* Begin Document excerpt *
Hot Patching is a nice feature which lets you apply a patch in-memory to affect the required code immediately. This is good as long as you can’t restart your system to do the on-disk patching. Since there are times that you can’t allow to restart your computer, probably only in servers…

Well speaking technically about Hot Patching, if you happen to see how code is generated in MS files, for instance, you can always see the 5 CC’s in a row before every function and then the function will begin with the infamous MOV EDI, EDI.

It looks something like this:

0005951e (01) 90                      NOP
0005951f (01) 90                       NOP
00059520 (01) 90                      NOP
00059521 (01) 90                      NOP
00059522 (01) 90                      NOP
00059523 (02) 8bff                   MOV EDI, EDI
00059525 (01) 55                      PUSH EBP
00059526 (02) 8bec                  MOV EBP, ESP

This is a real example, but this time it uses NOP’s instead of INT3’s… It doesn’t really matter, that piece of padding code isn’t really executed.
First things first – So why the MOV EDI, EDI is really executed?
* End Document excerpt *
Required tasks:
1. Reproduce the stretch of the hot patching excerpt from "This is a real" through "is really executed?".
2. Answer these questions about the hot patching excerpt:
(a) How many CC's appear in a row before every function in MS files?
(b) Which instruction begins each such function?
(c) What does the real example use in place of INT3's?
3. Write the next part of the hot patching excerpt, beginning after its final sentence.
* Begin Data section *
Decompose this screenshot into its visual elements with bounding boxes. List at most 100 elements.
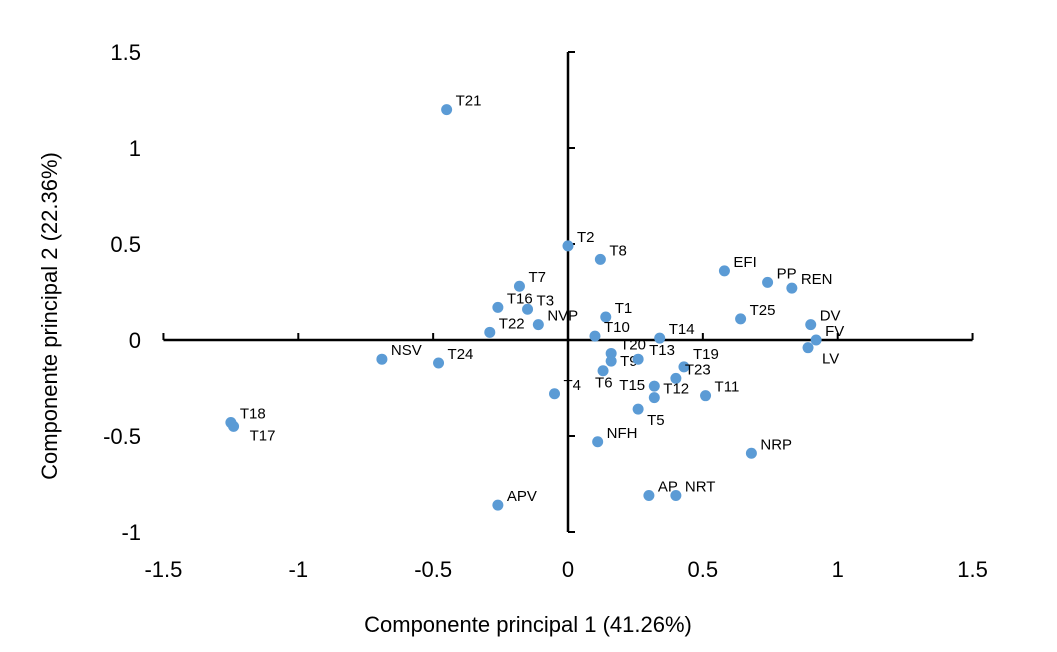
* End Data section *
Solved problems:
1.
This is a real example, but this time it uses NOP’s instead of INT3’s… It doesn’t really matter, that piece of padding code isn’t really executed.
First things first – So why the MOV EDI, EDI is really executed?

2.
(a) Five
(b) MOV EDI, EDI
(c) NOP's

3.
So before I answer directly to this question, I will just say that when you want to patch the function, you will make a detour. So instead of patching a few bytes here and there, you will probably load a new whole copy of the patched and fixed function to a new region in the memory. This will be easier than specific spots patching… And then you will want this new code to run instead of the old one. Now you have two options to patch all callers to this function, which is a crazy thing to do. Or the more popular way- the trick comes in, the MOV EDI, EDI is used as a pseudo NOP, and it is executed on purpose every time the function runs. So when time comes and you apply the patch you can simply override this instruction with a short JMP instruction which takes 2 bytes as well. The jump instruction will jump 5 bytes backward to the beginning of the padding precisely before the patched function. So why 5 bytes of padding and not less or more? This is an easy one, in 5 bytes you can jump anywhere in the address space of 32 bits. Thus, no matter where your new patched function lies in memory you can jump to it. So the 5 bytes will be patched to contain a long JMP instruction. The offset of the long JMP will be calculated once as a relative offset.

Well, actually I didn’t really answer the first question yet. But now that you got a better understanding of this mechanism I really can. The thing is, that in old times the perfect patchers had to disassemble the beginning of the patched function in order to see where it can replace a few instructions to put the 5 bytes long JMP. So it transfers control to you in the beginning of the original function and when you are done, you run the overriden instruction, but as whole instructions(!) and then continue executing that same function from the place you finished overriding it.

Here’s some example, the first instruction for the sake of conversation takes 3 bytes and then the second instruction takes 3 bytes too. Now if you put the long JMP instruction at the first byte of the function and then you want to continue execution after you got control at offset 5, you will be out of synchronization and run incorrect code, because you are supposed to continue execution from offset 6… Eventually it will crash, probably for a access-violation exception.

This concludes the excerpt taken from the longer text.